- RECORD EXCERPTS
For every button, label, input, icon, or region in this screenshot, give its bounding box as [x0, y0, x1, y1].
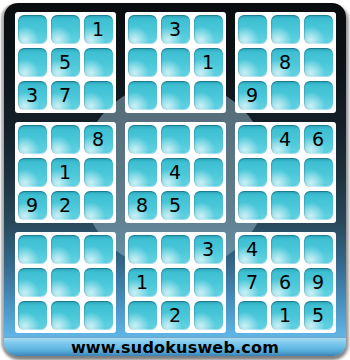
- cell-r6c3[interactable]: [84, 191, 113, 220]
- cell-r2c8[interactable]: 8: [271, 48, 300, 77]
- cell-r4c7[interactable]: [238, 125, 267, 154]
- cell-r4c5[interactable]: [161, 125, 190, 154]
- cell-r5c8[interactable]: [271, 158, 300, 187]
- cell-r6c9[interactable]: [304, 191, 333, 220]
- cell-r1c3[interactable]: 1: [84, 15, 113, 44]
- cell-r8c1[interactable]: [18, 268, 47, 297]
- cell-r1c7[interactable]: [238, 15, 267, 44]
- box-8: 312: [125, 232, 226, 333]
- cell-r8c6[interactable]: [194, 268, 223, 297]
- cell-r9c6[interactable]: [194, 301, 223, 330]
- box-1: 1537: [15, 12, 116, 113]
- cell-r1c6[interactable]: [194, 15, 223, 44]
- cell-r3c2[interactable]: 7: [51, 81, 80, 110]
- cell-r2c9[interactable]: [304, 48, 333, 77]
- cell-r9c5[interactable]: 2: [161, 301, 190, 330]
- cell-r6c2[interactable]: 2: [51, 191, 80, 220]
- cell-r7c5[interactable]: [161, 235, 190, 264]
- cell-r4c9[interactable]: 6: [304, 125, 333, 154]
- cell-r6c5[interactable]: 5: [161, 191, 190, 220]
- cell-r7c9[interactable]: [304, 235, 333, 264]
- cell-r2c4[interactable]: [128, 48, 157, 77]
- cell-r7c6[interactable]: 3: [194, 235, 223, 264]
- cell-r5c6[interactable]: [194, 158, 223, 187]
- cell-r2c7[interactable]: [238, 48, 267, 77]
- cell-r8c9[interactable]: 9: [304, 268, 333, 297]
- box-7: [15, 232, 116, 333]
- cell-r5c1[interactable]: [18, 158, 47, 187]
- cell-r7c8[interactable]: [271, 235, 300, 264]
- cell-r5c2[interactable]: 1: [51, 158, 80, 187]
- box-3: 89: [235, 12, 336, 113]
- cell-r7c2[interactable]: [51, 235, 80, 264]
- cell-r8c2[interactable]: [51, 268, 80, 297]
- cell-r7c1[interactable]: [18, 235, 47, 264]
- cell-r9c1[interactable]: [18, 301, 47, 330]
- box-4: 8192: [15, 122, 116, 223]
- cell-r9c3[interactable]: [84, 301, 113, 330]
- cell-r1c9[interactable]: [304, 15, 333, 44]
- cell-r2c6[interactable]: 1: [194, 48, 223, 77]
- sudoku-board: 15373189819248546312476915: [4, 3, 346, 337]
- box-9: 476915: [235, 232, 336, 333]
- cell-r4c4[interactable]: [128, 125, 157, 154]
- cell-r1c1[interactable]: [18, 15, 47, 44]
- cell-r1c2[interactable]: [51, 15, 80, 44]
- cell-r5c4[interactable]: [128, 158, 157, 187]
- box-6: 46: [235, 122, 336, 223]
- cell-r3c9[interactable]: [304, 81, 333, 110]
- cell-r1c4[interactable]: [128, 15, 157, 44]
- cell-r4c1[interactable]: [18, 125, 47, 154]
- cell-r5c7[interactable]: [238, 158, 267, 187]
- cell-r9c7[interactable]: [238, 301, 267, 330]
- cell-r9c8[interactable]: 1: [271, 301, 300, 330]
- cell-r1c8[interactable]: [271, 15, 300, 44]
- cell-r8c8[interactable]: 6: [271, 268, 300, 297]
- cell-r8c5[interactable]: [161, 268, 190, 297]
- cell-r7c7[interactable]: 4: [238, 235, 267, 264]
- cell-r3c6[interactable]: [194, 81, 223, 110]
- cell-r3c5[interactable]: [161, 81, 190, 110]
- footer-band: www.sudokusweb.com: [4, 337, 346, 356]
- cell-r3c1[interactable]: 3: [18, 81, 47, 110]
- cell-r8c3[interactable]: [84, 268, 113, 297]
- cell-r8c7[interactable]: 7: [238, 268, 267, 297]
- cell-r2c5[interactable]: [161, 48, 190, 77]
- cell-r3c7[interactable]: 9: [238, 81, 267, 110]
- box-5: 485: [125, 122, 226, 223]
- cell-r4c8[interactable]: 4: [271, 125, 300, 154]
- cell-r3c3[interactable]: [84, 81, 113, 110]
- cell-r4c2[interactable]: [51, 125, 80, 154]
- cell-r9c2[interactable]: [51, 301, 80, 330]
- box-2: 31: [125, 12, 226, 113]
- cell-r7c3[interactable]: [84, 235, 113, 264]
- cell-r5c9[interactable]: [304, 158, 333, 187]
- cell-r3c4[interactable]: [128, 81, 157, 110]
- puzzle-plaque: 15373189819248546312476915 www.sudokuswe…: [4, 3, 346, 356]
- cell-r1c5[interactable]: 3: [161, 15, 190, 44]
- cell-r6c7[interactable]: [238, 191, 267, 220]
- cell-r9c9[interactable]: 5: [304, 301, 333, 330]
- cell-r8c4[interactable]: 1: [128, 268, 157, 297]
- cell-r5c5[interactable]: 4: [161, 158, 190, 187]
- cell-r2c1[interactable]: [18, 48, 47, 77]
- cell-r4c3[interactable]: 8: [84, 125, 113, 154]
- sudoku-screenshot: 15373189819248546312476915 www.sudokuswe…: [0, 0, 350, 360]
- cell-r2c3[interactable]: [84, 48, 113, 77]
- cell-r6c8[interactable]: [271, 191, 300, 220]
- cell-r2c2[interactable]: 5: [51, 48, 80, 77]
- cell-r9c4[interactable]: [128, 301, 157, 330]
- cell-r5c3[interactable]: [84, 158, 113, 187]
- cell-r3c8[interactable]: [271, 81, 300, 110]
- cell-r6c4[interactable]: 8: [128, 191, 157, 220]
- cell-r4c6[interactable]: [194, 125, 223, 154]
- cell-r6c6[interactable]: [194, 191, 223, 220]
- cell-r6c1[interactable]: 9: [18, 191, 47, 220]
- cell-r7c4[interactable]: [128, 235, 157, 264]
- site-url-label: www.sudokusweb.com: [71, 338, 279, 356]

- WHAT TO DO
Please reproduce every item above, replacing each "interactable" with "clickable" and leaving everything else unchanged. Leave the pictures out.

- EXERCISE SOLUTION
For every button, label, input, icon, or region in this screenshot, give its bounding box as [x0, y0, x1, y1].
- cell-r6c3[clickable]: [84, 191, 113, 220]
- cell-r2c8[clickable]: 8: [271, 48, 300, 77]
- cell-r4c7[clickable]: [238, 125, 267, 154]
- cell-r4c5[clickable]: [161, 125, 190, 154]
- cell-r5c8[clickable]: [271, 158, 300, 187]
- cell-r6c9[clickable]: [304, 191, 333, 220]
- cell-r1c3[clickable]: 1: [84, 15, 113, 44]
- cell-r8c1[clickable]: [18, 268, 47, 297]
- cell-r1c7[clickable]: [238, 15, 267, 44]
- box-8: 312: [125, 232, 226, 333]
- cell-r8c6[clickable]: [194, 268, 223, 297]
- cell-r9c6[clickable]: [194, 301, 223, 330]
- box-1: 1537: [15, 12, 116, 113]
- cell-r1c6[clickable]: [194, 15, 223, 44]
- cell-r3c2[clickable]: 7: [51, 81, 80, 110]
- cell-r2c9[clickable]: [304, 48, 333, 77]
- cell-r9c5[clickable]: 2: [161, 301, 190, 330]
- cell-r6c2[clickable]: 2: [51, 191, 80, 220]
- cell-r7c5[clickable]: [161, 235, 190, 264]
- cell-r4c9[clickable]: 6: [304, 125, 333, 154]
- cell-r6c5[clickable]: 5: [161, 191, 190, 220]
- cell-r7c9[clickable]: [304, 235, 333, 264]
- cell-r2c4[clickable]: [128, 48, 157, 77]
- cell-r7c6[clickable]: 3: [194, 235, 223, 264]
- cell-r5c6[clickable]: [194, 158, 223, 187]
- cell-r2c7[clickable]: [238, 48, 267, 77]
- cell-r8c9[clickable]: 9: [304, 268, 333, 297]
- box-7: [15, 232, 116, 333]
- cell-r5c1[clickable]: [18, 158, 47, 187]
- cell-r7c8[clickable]: [271, 235, 300, 264]
- cell-r5c2[clickable]: 1: [51, 158, 80, 187]
- box-3: 89: [235, 12, 336, 113]
- cell-r7c2[clickable]: [51, 235, 80, 264]
- cell-r8c2[clickable]: [51, 268, 80, 297]
- cell-r7c1[clickable]: [18, 235, 47, 264]
- cell-r9c1[clickable]: [18, 301, 47, 330]
- box-4: 8192: [15, 122, 116, 223]
- cell-r9c3[clickable]: [84, 301, 113, 330]
- cell-r1c9[clickable]: [304, 15, 333, 44]
- cell-r2c6[clickable]: 1: [194, 48, 223, 77]
- sudoku-board: 15373189819248546312476915: [4, 3, 346, 337]
- box-9: 476915: [235, 232, 336, 333]
- cell-r4c4[clickable]: [128, 125, 157, 154]
- cell-r1c1[clickable]: [18, 15, 47, 44]
- cell-r1c2[clickable]: [51, 15, 80, 44]
- cell-r5c4[clickable]: [128, 158, 157, 187]
- box-6: 46: [235, 122, 336, 223]
- cell-r3c9[clickable]: [304, 81, 333, 110]
- cell-r1c4[clickable]: [128, 15, 157, 44]
- cell-r4c1[clickable]: [18, 125, 47, 154]
- cell-r5c7[clickable]: [238, 158, 267, 187]
- cell-r9c7[clickable]: [238, 301, 267, 330]
- cell-r9c8[clickable]: 1: [271, 301, 300, 330]
- cell-r1c8[clickable]: [271, 15, 300, 44]
- cell-r8c8[clickable]: 6: [271, 268, 300, 297]
- cell-r8c5[clickable]: [161, 268, 190, 297]
- cell-r7c7[clickable]: 4: [238, 235, 267, 264]
- cell-r3c6[clickable]: [194, 81, 223, 110]
- cell-r3c5[clickable]: [161, 81, 190, 110]
- footer-band: www.sudokusweb.com: [4, 337, 346, 356]
- cell-r3c1[clickable]: 3: [18, 81, 47, 110]
- cell-r8c3[clickable]: [84, 268, 113, 297]
- cell-r8c7[clickable]: 7: [238, 268, 267, 297]
- cell-r2c5[clickable]: [161, 48, 190, 77]
- cell-r3c7[clickable]: 9: [238, 81, 267, 110]
- box-5: 485: [125, 122, 226, 223]
- cell-r4c8[clickable]: 4: [271, 125, 300, 154]
- cell-r3c3[clickable]: [84, 81, 113, 110]
- cell-r4c2[clickable]: [51, 125, 80, 154]
- cell-r9c2[clickable]: [51, 301, 80, 330]
- box-2: 31: [125, 12, 226, 113]
- cell-r7c3[clickable]: [84, 235, 113, 264]
- cell-r5c9[clickable]: [304, 158, 333, 187]
- cell-r3c4[clickable]: [128, 81, 157, 110]
- puzzle-plaque: 15373189819248546312476915 www.sudokuswe…: [4, 3, 346, 356]
- cell-r1c5[clickable]: 3: [161, 15, 190, 44]
- cell-r6c7[clickable]: [238, 191, 267, 220]
- cell-r9c9[clickable]: 5: [304, 301, 333, 330]
- cell-r8c4[clickable]: 1: [128, 268, 157, 297]
- cell-r5c5[clickable]: 4: [161, 158, 190, 187]
- cell-r2c1[clickable]: [18, 48, 47, 77]
- cell-r4c3[clickable]: 8: [84, 125, 113, 154]
- sudoku-screenshot: 15373189819248546312476915 www.sudokuswe…: [0, 0, 350, 360]
- cell-r2c3[clickable]: [84, 48, 113, 77]
- cell-r6c8[clickable]: [271, 191, 300, 220]
- cell-r2c2[clickable]: 5: [51, 48, 80, 77]
- cell-r9c4[clickable]: [128, 301, 157, 330]
- cell-r5c3[clickable]: [84, 158, 113, 187]
- cell-r3c8[clickable]: [271, 81, 300, 110]
- cell-r6c4[clickable]: 8: [128, 191, 157, 220]
- cell-r4c6[clickable]: [194, 125, 223, 154]
- cell-r6c6[clickable]: [194, 191, 223, 220]
- cell-r6c1[clickable]: 9: [18, 191, 47, 220]
- cell-r7c4[clickable]: [128, 235, 157, 264]
- site-url-label: www.sudokusweb.com: [71, 338, 279, 356]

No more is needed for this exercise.